#### GOAL:
Copy exactly the last part of the entries, starting from the line with "Give me the" and including the final line.

##########

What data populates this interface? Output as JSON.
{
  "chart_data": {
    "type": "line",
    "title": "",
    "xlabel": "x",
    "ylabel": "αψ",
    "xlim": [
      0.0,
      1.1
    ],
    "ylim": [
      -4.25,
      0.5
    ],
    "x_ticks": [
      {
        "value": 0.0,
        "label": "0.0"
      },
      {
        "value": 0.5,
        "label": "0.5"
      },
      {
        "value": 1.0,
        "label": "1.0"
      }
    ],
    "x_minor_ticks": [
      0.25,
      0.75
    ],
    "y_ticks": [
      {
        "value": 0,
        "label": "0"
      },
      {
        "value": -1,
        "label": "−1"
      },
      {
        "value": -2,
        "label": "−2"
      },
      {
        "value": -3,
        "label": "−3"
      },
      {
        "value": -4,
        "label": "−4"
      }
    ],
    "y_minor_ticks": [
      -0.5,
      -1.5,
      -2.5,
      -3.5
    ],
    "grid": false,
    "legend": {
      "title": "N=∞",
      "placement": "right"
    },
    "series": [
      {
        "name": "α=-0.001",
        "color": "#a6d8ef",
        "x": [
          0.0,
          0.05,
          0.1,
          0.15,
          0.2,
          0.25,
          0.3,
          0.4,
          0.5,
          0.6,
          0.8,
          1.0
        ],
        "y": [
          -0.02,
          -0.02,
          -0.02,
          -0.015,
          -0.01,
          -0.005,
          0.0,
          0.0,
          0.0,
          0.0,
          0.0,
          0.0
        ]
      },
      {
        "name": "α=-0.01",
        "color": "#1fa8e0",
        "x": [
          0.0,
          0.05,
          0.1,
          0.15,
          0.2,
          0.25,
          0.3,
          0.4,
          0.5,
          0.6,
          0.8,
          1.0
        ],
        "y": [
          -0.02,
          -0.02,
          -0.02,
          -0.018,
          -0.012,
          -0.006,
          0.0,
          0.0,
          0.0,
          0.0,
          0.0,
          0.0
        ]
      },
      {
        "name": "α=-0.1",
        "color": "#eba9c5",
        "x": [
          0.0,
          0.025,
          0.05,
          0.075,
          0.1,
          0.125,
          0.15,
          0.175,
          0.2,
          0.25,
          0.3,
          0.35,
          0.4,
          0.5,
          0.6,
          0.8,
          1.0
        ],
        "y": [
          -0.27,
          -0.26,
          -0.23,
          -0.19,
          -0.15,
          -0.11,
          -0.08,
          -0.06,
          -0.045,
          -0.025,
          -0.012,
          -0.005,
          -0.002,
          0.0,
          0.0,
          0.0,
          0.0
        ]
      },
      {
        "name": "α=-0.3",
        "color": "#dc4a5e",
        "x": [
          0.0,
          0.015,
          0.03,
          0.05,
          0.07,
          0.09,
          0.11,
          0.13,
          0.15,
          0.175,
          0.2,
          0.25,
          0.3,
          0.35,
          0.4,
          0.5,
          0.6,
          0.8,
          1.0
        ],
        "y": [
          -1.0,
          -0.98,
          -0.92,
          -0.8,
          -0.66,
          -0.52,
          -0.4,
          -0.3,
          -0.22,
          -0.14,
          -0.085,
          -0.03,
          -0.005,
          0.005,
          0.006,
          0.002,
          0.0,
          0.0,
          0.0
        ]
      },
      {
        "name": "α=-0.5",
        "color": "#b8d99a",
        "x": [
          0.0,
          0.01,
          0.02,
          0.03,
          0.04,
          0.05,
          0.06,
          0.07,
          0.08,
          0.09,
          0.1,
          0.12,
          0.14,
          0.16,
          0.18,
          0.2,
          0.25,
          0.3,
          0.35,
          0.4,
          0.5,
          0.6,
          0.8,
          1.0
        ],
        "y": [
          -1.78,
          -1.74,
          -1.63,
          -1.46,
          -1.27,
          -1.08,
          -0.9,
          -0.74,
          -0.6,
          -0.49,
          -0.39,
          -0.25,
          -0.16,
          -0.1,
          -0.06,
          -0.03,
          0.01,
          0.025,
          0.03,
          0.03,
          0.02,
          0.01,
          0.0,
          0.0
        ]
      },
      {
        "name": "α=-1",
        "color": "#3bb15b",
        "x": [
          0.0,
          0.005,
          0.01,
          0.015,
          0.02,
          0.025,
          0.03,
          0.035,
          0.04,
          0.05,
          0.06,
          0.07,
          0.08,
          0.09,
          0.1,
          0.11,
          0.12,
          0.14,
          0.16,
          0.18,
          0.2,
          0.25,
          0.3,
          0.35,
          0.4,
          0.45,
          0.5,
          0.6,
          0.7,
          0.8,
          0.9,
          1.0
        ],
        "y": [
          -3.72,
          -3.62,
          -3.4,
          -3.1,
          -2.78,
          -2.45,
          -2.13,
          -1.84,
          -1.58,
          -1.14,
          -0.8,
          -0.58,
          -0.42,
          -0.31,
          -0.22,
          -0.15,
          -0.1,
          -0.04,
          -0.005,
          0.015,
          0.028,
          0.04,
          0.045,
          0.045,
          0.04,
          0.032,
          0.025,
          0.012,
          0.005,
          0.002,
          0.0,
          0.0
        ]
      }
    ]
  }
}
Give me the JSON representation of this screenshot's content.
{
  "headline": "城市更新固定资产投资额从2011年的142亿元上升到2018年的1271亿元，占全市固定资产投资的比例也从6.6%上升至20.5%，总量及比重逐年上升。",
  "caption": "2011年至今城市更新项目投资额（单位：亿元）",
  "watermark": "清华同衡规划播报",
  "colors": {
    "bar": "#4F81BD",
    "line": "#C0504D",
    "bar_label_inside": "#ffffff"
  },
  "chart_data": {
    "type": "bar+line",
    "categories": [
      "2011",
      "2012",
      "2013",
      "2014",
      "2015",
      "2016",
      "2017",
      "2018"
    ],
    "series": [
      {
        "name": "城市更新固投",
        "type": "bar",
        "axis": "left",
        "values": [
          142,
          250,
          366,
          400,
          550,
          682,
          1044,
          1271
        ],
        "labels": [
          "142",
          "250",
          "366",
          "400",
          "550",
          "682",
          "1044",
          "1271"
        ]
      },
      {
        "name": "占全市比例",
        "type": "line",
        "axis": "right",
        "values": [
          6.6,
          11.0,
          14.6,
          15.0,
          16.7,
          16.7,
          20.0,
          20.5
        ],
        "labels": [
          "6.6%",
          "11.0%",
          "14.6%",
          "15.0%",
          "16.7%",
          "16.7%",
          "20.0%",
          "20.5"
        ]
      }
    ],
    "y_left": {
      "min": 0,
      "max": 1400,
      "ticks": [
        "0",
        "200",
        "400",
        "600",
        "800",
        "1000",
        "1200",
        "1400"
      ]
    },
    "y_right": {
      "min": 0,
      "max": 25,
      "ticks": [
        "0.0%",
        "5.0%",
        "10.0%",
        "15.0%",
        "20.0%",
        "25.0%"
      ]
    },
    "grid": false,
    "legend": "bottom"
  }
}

##########

#### THE SOLUTION:
Give me the JSON representation of this screenshot's content.
{
  "headline": "城市更新固定资产投资额从2011年的142亿元上升到2018年的1271亿元，占全市固定资产投资的比例也从6.6%上升至20.5%，总量及比重逐年上升。",
  "caption": "2011年至今城市更新项目投资额（单位：亿元）",
  "watermark": "清华同衡规划播报",
  "colors": {
    "bar": "#4F81BD",
    "line": "#C0504D",
    "bar_label_inside": "#ffffff"
  },
  "chart_data": {
    "type": "bar+line",
    "categories": [
      "2011",
      "2012",
      "2013",
      "2014",
      "2015",
      "2016",
      "2017",
      "2018"
    ],
    "series": [
      {
        "name": "城市更新固投",
        "type": "bar",
        "axis": "left",
        "values": [
          142,
          250,
          366,
          400,
          550,
          682,
          1044,
          1271
        ],
        "labels": [
          "142",
          "250",
          "366",
          "400",
          "550",
          "682",
          "1044",
          "1271"
        ]
      },
      {
        "name": "占全市比例",
        "type": "line",
        "axis": "right",
        "values": [
          6.6,
          11.0,
          14.6,
          15.0,
          16.7,
          16.7,
          20.0,
          20.5
        ],
        "labels": [
          "6.6%",
          "11.0%",
          "14.6%",
          "15.0%",
          "16.7%",
          "16.7%",
          "20.0%",
          "20.5"
        ]
      }
    ],
    "y_left": {
      "min": 0,
      "max": 1400,
      "ticks": [
        "0",
        "200",
        "400",
        "600",
        "800",
        "1000",
        "1200",
        "1400"
      ]
    },
    "y_right": {
      "min": 0,
      "max": 25,
      "ticks": [
        "0.0%",
        "5.0%",
        "10.0%",
        "15.0%",
        "20.0%",
        "25.0%"
      ]
    },
    "grid": false,
    "legend": "bottom"
  }
}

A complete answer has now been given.